#### Entries supplied

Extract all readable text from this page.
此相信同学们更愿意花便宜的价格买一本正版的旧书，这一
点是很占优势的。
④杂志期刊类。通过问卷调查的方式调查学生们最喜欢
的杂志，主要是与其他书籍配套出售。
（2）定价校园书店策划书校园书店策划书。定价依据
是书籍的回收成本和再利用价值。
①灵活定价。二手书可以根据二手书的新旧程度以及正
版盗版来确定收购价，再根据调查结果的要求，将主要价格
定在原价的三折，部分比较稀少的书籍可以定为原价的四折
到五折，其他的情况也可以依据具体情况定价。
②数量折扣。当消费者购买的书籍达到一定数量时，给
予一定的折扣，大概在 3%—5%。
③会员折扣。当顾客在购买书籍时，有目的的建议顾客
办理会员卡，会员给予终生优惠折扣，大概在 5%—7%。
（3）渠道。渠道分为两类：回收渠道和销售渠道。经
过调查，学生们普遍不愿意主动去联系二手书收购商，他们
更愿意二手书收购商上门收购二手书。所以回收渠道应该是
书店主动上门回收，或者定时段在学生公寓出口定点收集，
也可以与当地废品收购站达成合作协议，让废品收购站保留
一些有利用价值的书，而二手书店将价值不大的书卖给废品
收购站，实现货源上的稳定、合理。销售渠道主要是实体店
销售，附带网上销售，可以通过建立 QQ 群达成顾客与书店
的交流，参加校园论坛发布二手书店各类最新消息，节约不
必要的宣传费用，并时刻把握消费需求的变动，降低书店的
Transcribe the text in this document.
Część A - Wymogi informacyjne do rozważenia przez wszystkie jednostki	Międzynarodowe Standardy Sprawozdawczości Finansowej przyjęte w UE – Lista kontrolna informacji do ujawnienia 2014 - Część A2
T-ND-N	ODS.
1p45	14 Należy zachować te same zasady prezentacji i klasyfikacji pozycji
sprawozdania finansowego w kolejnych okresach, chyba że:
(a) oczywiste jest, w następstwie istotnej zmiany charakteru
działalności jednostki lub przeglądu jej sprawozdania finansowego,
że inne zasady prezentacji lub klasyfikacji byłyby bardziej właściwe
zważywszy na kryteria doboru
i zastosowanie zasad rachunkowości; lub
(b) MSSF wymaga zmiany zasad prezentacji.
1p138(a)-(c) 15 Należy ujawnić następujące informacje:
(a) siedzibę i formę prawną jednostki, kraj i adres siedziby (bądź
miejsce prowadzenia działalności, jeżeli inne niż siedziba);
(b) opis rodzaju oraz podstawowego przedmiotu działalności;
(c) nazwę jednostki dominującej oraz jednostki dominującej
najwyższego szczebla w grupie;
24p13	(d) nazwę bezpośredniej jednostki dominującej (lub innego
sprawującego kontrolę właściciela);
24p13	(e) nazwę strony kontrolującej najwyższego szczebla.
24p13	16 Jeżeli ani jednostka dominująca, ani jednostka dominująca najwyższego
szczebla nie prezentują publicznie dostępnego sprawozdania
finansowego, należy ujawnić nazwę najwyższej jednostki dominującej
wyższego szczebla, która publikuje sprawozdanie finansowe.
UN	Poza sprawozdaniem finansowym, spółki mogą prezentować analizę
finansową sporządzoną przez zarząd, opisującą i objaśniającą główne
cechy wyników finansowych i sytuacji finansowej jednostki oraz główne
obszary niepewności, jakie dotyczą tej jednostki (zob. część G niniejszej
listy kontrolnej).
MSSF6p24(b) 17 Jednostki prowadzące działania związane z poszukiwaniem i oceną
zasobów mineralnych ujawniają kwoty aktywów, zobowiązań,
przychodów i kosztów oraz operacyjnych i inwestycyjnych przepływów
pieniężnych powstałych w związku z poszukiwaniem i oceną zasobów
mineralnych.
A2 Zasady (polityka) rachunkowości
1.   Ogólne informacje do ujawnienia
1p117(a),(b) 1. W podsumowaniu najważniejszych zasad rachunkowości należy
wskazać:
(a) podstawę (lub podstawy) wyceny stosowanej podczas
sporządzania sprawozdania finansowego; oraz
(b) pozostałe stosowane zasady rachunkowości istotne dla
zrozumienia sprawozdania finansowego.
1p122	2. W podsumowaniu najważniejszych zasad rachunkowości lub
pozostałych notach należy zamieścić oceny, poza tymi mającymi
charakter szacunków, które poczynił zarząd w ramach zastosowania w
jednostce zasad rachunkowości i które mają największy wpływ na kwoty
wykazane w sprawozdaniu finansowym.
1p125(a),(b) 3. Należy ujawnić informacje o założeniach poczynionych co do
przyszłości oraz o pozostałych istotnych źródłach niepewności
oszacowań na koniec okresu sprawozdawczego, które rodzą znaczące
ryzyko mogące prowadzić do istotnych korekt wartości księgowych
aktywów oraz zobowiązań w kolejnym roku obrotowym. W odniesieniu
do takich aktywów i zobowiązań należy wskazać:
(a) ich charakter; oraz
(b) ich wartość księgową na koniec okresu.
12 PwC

########

▶ **Your task**: Produce an exact copy of every entry above.

▶ **Task response**:
Extract all readable text from this page.
此相信同学们更愿意花便宜的价格买一本正版的旧书，这一
点是很占优势的。
④杂志期刊类。通过问卷调查的方式调查学生们最喜欢
的杂志，主要是与其他书籍配套出售。
（2）定价校园书店策划书校园书店策划书。定价依据
是书籍的回收成本和再利用价值。
①灵活定价。二手书可以根据二手书的新旧程度以及正
版盗版来确定收购价，再根据调查结果的要求，将主要价格
定在原价的三折，部分比较稀少的书籍可以定为原价的四折
到五折，其他的情况也可以依据具体情况定价。
②数量折扣。当消费者购买的书籍达到一定数量时，给
予一定的折扣，大概在 3%—5%。
③会员折扣。当顾客在购买书籍时，有目的的建议顾客
办理会员卡，会员给予终生优惠折扣，大概在 5%—7%。
（3）渠道。渠道分为两类：回收渠道和销售渠道。经
过调查，学生们普遍不愿意主动去联系二手书收购商，他们
更愿意二手书收购商上门收购二手书。所以回收渠道应该是
书店主动上门回收，或者定时段在学生公寓出口定点收集，
也可以与当地废品收购站达成合作协议，让废品收购站保留
一些有利用价值的书，而二手书店将价值不大的书卖给废品
收购站，实现货源上的稳定、合理。销售渠道主要是实体店
销售，附带网上销售，可以通过建立 QQ 群达成顾客与书店
的交流，参加校园论坛发布二手书店各类最新消息，节约不
必要的宣传费用，并时刻把握消费需求的变动，降低书店的
Transcribe the text in this document.
Część A - Wymogi informacyjne do rozważenia przez wszystkie jednostki	Międzynarodowe Standardy Sprawozdawczości Finansowej przyjęte w UE – Lista kontrolna informacji do ujawnienia 2014 - Część A2
T-ND-N	ODS.
1p45	14 Należy zachować te same zasady prezentacji i klasyfikacji pozycji
sprawozdania finansowego w kolejnych okresach, chyba że:
(a) oczywiste jest, w następstwie istotnej zmiany charakteru
działalności jednostki lub przeglądu jej sprawozdania finansowego,
że inne zasady prezentacji lub klasyfikacji byłyby bardziej właściwe
zważywszy na kryteria doboru
i zastosowanie zasad rachunkowości; lub
(b) MSSF wymaga zmiany zasad prezentacji.
1p138(a)-(c) 15 Należy ujawnić następujące informacje:
(a) siedzibę i formę prawną jednostki, kraj i adres siedziby (bądź
miejsce prowadzenia działalności, jeżeli inne niż siedziba);
(b) opis rodzaju oraz podstawowego przedmiotu działalności;
(c) nazwę jednostki dominującej oraz jednostki dominującej
najwyższego szczebla w grupie;
24p13	(d) nazwę bezpośredniej jednostki dominującej (lub innego
sprawującego kontrolę właściciela);
24p13	(e) nazwę strony kontrolującej najwyższego szczebla.
24p13	16 Jeżeli ani jednostka dominująca, ani jednostka dominująca najwyższego
szczebla nie prezentują publicznie dostępnego sprawozdania
finansowego, należy ujawnić nazwę najwyższej jednostki dominującej
wyższego szczebla, która publikuje sprawozdanie finansowe.
UN	Poza sprawozdaniem finansowym, spółki mogą prezentować analizę
finansową sporządzoną przez zarząd, opisującą i objaśniającą główne
cechy wyników finansowych i sytuacji finansowej jednostki oraz główne
obszary niepewności, jakie dotyczą tej jednostki (zob. część G niniejszej
listy kontrolnej).
MSSF6p24(b) 17 Jednostki prowadzące działania związane z poszukiwaniem i oceną
zasobów mineralnych ujawniają kwoty aktywów, zobowiązań,
przychodów i kosztów oraz operacyjnych i inwestycyjnych przepływów
pieniężnych powstałych w związku z poszukiwaniem i oceną zasobów
mineralnych.
A2 Zasady (polityka) rachunkowości
1.   Ogólne informacje do ujawnienia
1p117(a),(b) 1. W podsumowaniu najważniejszych zasad rachunkowości należy
wskazać:
(a) podstawę (lub podstawy) wyceny stosowanej podczas
sporządzania sprawozdania finansowego; oraz
(b) pozostałe stosowane zasady rachunkowości istotne dla
zrozumienia sprawozdania finansowego.
1p122	2. W podsumowaniu najważniejszych zasad rachunkowości lub
pozostałych notach należy zamieścić oceny, poza tymi mającymi
charakter szacunków, które poczynił zarząd w ramach zastosowania w
jednostce zasad rachunkowości i które mają największy wpływ na kwoty
wykazane w sprawozdaniu finansowym.
1p125(a),(b) 3. Należy ujawnić informacje o założeniach poczynionych co do
przyszłości oraz o pozostałych istotnych źródłach niepewności
oszacowań na koniec okresu sprawozdawczego, które rodzą znaczące
ryzyko mogące prowadzić do istotnych korekt wartości księgowych
aktywów oraz zobowiązań w kolejnym roku obrotowym. W odniesieniu
do takich aktywów i zobowiązań należy wskazać:
(a) ich charakter; oraz
(b) ich wartość księgową na koniec okresu.
12 PwC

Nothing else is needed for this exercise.